--- begin DATA TO PROCESS ---

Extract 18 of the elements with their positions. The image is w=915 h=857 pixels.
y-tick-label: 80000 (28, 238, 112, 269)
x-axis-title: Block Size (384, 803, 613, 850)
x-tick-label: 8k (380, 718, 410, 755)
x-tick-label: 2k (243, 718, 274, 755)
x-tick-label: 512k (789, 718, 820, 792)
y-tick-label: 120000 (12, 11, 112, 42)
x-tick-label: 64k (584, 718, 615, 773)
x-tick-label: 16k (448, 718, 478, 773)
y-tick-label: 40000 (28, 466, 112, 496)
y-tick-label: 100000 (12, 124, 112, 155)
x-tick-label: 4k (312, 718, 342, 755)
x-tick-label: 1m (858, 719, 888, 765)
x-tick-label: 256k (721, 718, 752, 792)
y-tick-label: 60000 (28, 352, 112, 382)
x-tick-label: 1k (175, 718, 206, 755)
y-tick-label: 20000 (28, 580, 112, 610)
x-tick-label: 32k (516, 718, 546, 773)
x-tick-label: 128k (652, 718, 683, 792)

--- end DATA TO PROCESS ---

TO DO:
Copy the rows above word for word, without changing anything.

WRITTEN RESPONSE:
Extract 18 of the elements with their positions. The image is w=915 h=857 pixels.
y-tick-label: 80000 (28, 238, 112, 269)
x-axis-title: Block Size (384, 803, 613, 850)
x-tick-label: 8k (380, 718, 410, 755)
x-tick-label: 2k (243, 718, 274, 755)
x-tick-label: 512k (789, 718, 820, 792)
y-tick-label: 120000 (12, 11, 112, 42)
x-tick-label: 64k (584, 718, 615, 773)
x-tick-label: 16k (448, 718, 478, 773)
y-tick-label: 40000 (28, 466, 112, 496)
y-tick-label: 100000 (12, 124, 112, 155)
x-tick-label: 4k (312, 718, 342, 755)
x-tick-label: 1m (858, 719, 888, 765)
x-tick-label: 256k (721, 718, 752, 792)
y-tick-label: 60000 (28, 352, 112, 382)
x-tick-label: 1k (175, 718, 206, 755)
y-tick-label: 20000 (28, 580, 112, 610)
x-tick-label: 32k (516, 718, 546, 773)
x-tick-label: 128k (652, 718, 683, 792)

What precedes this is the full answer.